# Kmeta in spray bottle



## timber (Dec 21, 2011)

I don't remember which one of our fine members made the suggestion but putting some Kmeta solution in a spray bottle worked very well during my first batch primary stage.

Put the remainder of the gallon of Kmeta solution in the primary bucket to sterilize equipment but it's very handy to have the spray bottle to sterilize anything going into the must or after it comes out of the must.

I like it, thanks to whoever mentioned it!


----------



## Wade E (Dec 21, 2011)

Ive doing this for a long time and we also keep a bucket full of corks with a bottle of kmeta open to keep our corks sanitized. The bucket has to be sealed good.


----------



## Runningwolf (Dec 21, 2011)

Dave I couldn't agree more. I started out using a wallpaper tray for sanitizing long spoons and stuff until Wild Wade told me about the spray bottle.


----------



## milbrosa (Dec 28, 2011)

Wade, I have an All-Juice bucket that I use as a cork safe. I pour a half inch of Sodium Metabisulfite solution in the bottom, and put my corks in a plastic collander that drops into the bucket just far enough for me to close the tight-sealing lid. The bottom of the collander is a good foot above the liquid. 

I left some corks in the safe for an entire year. They were #9x1.75 inch agglomerated corks. When I finally bottled with them a year later, they had become saturated and puffy. The bucket was so well sealed that the Na-meta had not evaporated. It still had plenty of stink.

The soft puffy corks slid into the bottles like they were made of butter, or at least like El Salvadoran corn masa. Unfortunately, they slid right back out on their own from the pressure of the air compressed below them. I could not get them to stay put in the bottle. A half hour after bottling, I had to pull them all out (an easy job, as I could just pull them by hand) and replace them with fresh sanitized corks. 

Since then, I put my corks in the fumigating cork safe just a day before I bottle.


----------



## Rocky (Dec 29, 2011)

An inexpnsive and handy tool for sanitizing corks is a common kitchen salad spinner. I have an old one where I put the corks into the basket and the solution in the bottom of the bowl of the spinner and put the top on. Works great.


----------



## Wade E (Dec 29, 2011)

Milbrosa, That method that you were using is for quick sanitizing like you are doing now. You need to keep the corks below the liquid. Either that or they were poor quality corks. Ive buy corks in bulk and keep a gallon wine jug in the middle open 1/2 filled with the solution and have had corks in there for around 1 year no problem.


----------



## djrockinsteve (Dec 29, 2011)

I tend to spray everything before and after cleaning, even my hands.

Let's not forget to keep your sink and the spigots clean. Anything you touch whether you think about it or not should be clean.


----------



## milbrosa (Dec 30, 2011)

Wade E said:


> Milbrosa, That method that you were using is for quick sanitizing like you are doing now. You need to keep the corks below the liquid. Either that or they were poor quality corks. Ive buy corks in bulk and keep a gallon wine jug in the middle open 1/2 filled with the solution and have had corks in there for around 1 year no problem.



The way I was doing it, the corks are in a colander above the liquid, but not in the liquid. They are suspended over the liquid, not touching it.

● **Record excerpts**:
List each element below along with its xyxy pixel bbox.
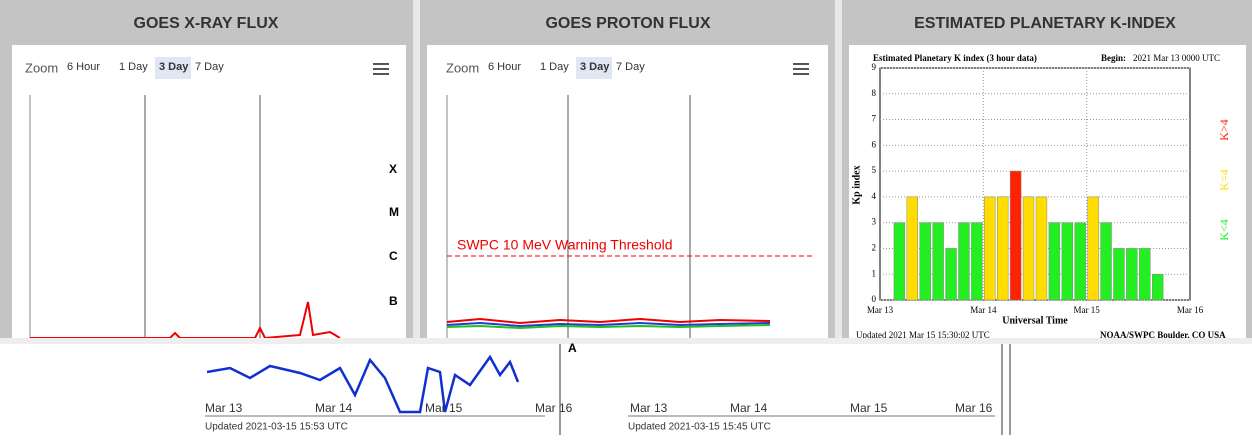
panel-1-body [12,45,406,340]
x-tick-label: Mar 13 [205,401,243,415]
y-tick-label: 2 [872,243,877,253]
x-tick-label: Mar 13 [630,401,668,415]
proton-line [446,324,771,330]
credit: NOAA/SWPC Boulder, CO USA [1100,330,1226,340]
kp-bar [1152,273,1164,301]
begin-label: Begin: [1101,53,1126,63]
fragment-line [206,354,520,414]
menu-icon[interactable] [793,63,809,75]
chart-title: Estimated Planetary K index (3 hour data… [873,53,1037,63]
proton-plot [446,63,815,338]
zoom-button[interactable]: 7 Day [616,61,645,73]
zoom-button[interactable]: 6 Hour [67,61,100,73]
divider [413,0,420,342]
zoom-button[interactable]: 1 Day [540,61,569,73]
y-tick-label: 1 [872,268,877,278]
y-tick-label: 6 [872,139,877,149]
y-axis-label: Kp index [851,165,862,204]
flare-class: M [389,205,399,219]
fragment [620,344,1015,435]
kp-bar [893,222,906,301]
begin-value: 2021 Mar 13 0000 UTC [1133,53,1220,63]
kp-bar [971,222,983,301]
divider [835,0,842,342]
flare-class: X [389,162,397,176]
kp-bar [1113,248,1125,301]
zoom-button[interactable]: 1 Day [119,61,148,73]
y-tick-label: 4 [872,191,877,201]
kp-bar [997,196,1009,301]
y-tick-label: 5 [872,165,877,175]
flare-class: B [389,294,398,308]
updated: Updated 2021 Mar 15 15:30:02 UTC [856,330,990,340]
x-tick-label: Mar 15 [850,401,888,415]
kp-bar [1100,222,1112,301]
kp-bar [919,222,931,301]
x-tick-label: Mar 13 [867,305,894,315]
plot-area [879,67,1191,301]
kp-bar [1009,170,1022,301]
panel-title: GOES PROTON FLUX [545,15,710,32]
xray-line [30,301,341,340]
kp-bar [945,248,957,301]
zoom-selected [576,57,612,79]
glitch-strip [0,338,1252,344]
legend-entry: K>4 [1217,119,1231,140]
kp-bar [984,196,996,301]
menu-icon[interactable] [373,63,389,75]
zoom-label: Zoom [25,60,58,75]
zoom-selected [155,57,191,79]
kp-bar [1048,222,1061,301]
y-tick-label: 3 [872,217,877,227]
kp-bar [1061,222,1074,301]
kp-bar [1087,196,1099,301]
x-tick-label: Mar 16 [1177,305,1204,315]
zoom-button[interactable]: 3 Day [580,61,610,73]
x-tick-label: Mar 14 [315,401,353,415]
updated: Updated 2021-03-15 15:53 UTC [205,422,348,433]
zoom-label: Zoom [446,60,479,75]
proton-line [446,321,771,328]
fragment [200,344,565,435]
legend-entry: K=4 [1217,169,1231,190]
y-tick-label: 9 [872,62,877,72]
zoom-button[interactable]: 3 Day [159,61,189,73]
zoom-button[interactable]: 6 Hour [488,61,521,73]
y-tick-label: 7 [872,114,877,124]
zoom-button[interactable]: 7 Day [195,61,224,73]
kp-bar [932,222,944,301]
panel-title: GOES X-RAY FLUX [134,15,279,32]
kp-bar [958,222,970,301]
x-tick-label: Mar 16 [535,401,573,415]
y-tick-label: 0 [872,294,877,304]
x-tick-label: Mar 15 [1074,305,1101,315]
kp-bar [1074,222,1086,301]
x-tick-label: Mar 14 [730,401,768,415]
x-tick-label: Mar 14 [970,305,997,315]
kp-bar [1126,248,1138,301]
panel-title: ESTIMATED PLANETARY K-INDEX [914,15,1176,32]
x-axis-label: Universal Time [1002,315,1068,326]
legend-entry: K<4 [1217,219,1231,240]
kp-bar [906,196,918,301]
x-tick-label: Mar 16 [955,401,993,415]
panel-2-body [427,45,828,340]
x-tick-label: Mar 15 [425,401,463,415]
xray-plot [29,63,389,340]
proton-line [446,317,771,325]
y-tick-label: 8 [872,88,877,98]
kp-bar [1035,196,1048,301]
kp-bar [1139,248,1151,301]
flare-class: A [568,341,577,355]
kp-bar [1022,196,1035,301]
updated: Updated 2021-03-15 15:45 UTC [628,422,771,433]
threshold-label: SWPC 10 MeV Warning Threshold [457,237,673,253]
flare-class: C [389,249,398,263]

● **The problem**: Retype the passage of the Kmeta spray bottle thread that begins at the words "I don't remember" and stops after "batch primary stage.".

● **Exercise solution**:
I don't remember which one of our fine members made the suggestion but putting some Kmeta solution in a spray bottle worked very well during my first batch primary stage.